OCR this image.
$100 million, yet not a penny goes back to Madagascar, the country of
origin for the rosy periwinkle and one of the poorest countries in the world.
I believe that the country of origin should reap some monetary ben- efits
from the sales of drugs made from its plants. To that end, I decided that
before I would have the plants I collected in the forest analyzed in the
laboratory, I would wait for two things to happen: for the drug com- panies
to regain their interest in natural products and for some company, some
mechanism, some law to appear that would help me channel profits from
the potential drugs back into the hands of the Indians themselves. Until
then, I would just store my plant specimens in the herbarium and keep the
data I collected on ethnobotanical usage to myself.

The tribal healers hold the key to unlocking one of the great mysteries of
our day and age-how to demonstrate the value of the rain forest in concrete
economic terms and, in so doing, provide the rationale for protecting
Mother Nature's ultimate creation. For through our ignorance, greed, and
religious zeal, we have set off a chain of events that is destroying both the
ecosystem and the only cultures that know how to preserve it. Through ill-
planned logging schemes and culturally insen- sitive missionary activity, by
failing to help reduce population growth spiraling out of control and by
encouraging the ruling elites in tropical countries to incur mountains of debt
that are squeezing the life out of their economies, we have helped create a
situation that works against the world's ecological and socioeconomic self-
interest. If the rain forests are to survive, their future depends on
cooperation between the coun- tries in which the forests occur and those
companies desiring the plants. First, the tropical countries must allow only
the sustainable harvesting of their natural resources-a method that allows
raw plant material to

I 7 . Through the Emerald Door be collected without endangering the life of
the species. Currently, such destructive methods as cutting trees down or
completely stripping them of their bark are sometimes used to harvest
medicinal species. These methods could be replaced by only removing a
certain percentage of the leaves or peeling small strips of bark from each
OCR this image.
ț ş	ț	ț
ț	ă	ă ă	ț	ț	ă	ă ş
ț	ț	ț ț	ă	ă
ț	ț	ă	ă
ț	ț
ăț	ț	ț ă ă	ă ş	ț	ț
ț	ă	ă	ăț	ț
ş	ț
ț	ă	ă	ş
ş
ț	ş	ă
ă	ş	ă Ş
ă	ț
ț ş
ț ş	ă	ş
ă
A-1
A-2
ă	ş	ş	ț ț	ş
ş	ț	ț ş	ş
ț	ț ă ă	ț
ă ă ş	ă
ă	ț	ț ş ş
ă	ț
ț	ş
**********
Instructions for the task | Among the entries above, how many lines hold the string "natural"? Give the number by itself.

Exercise output | 2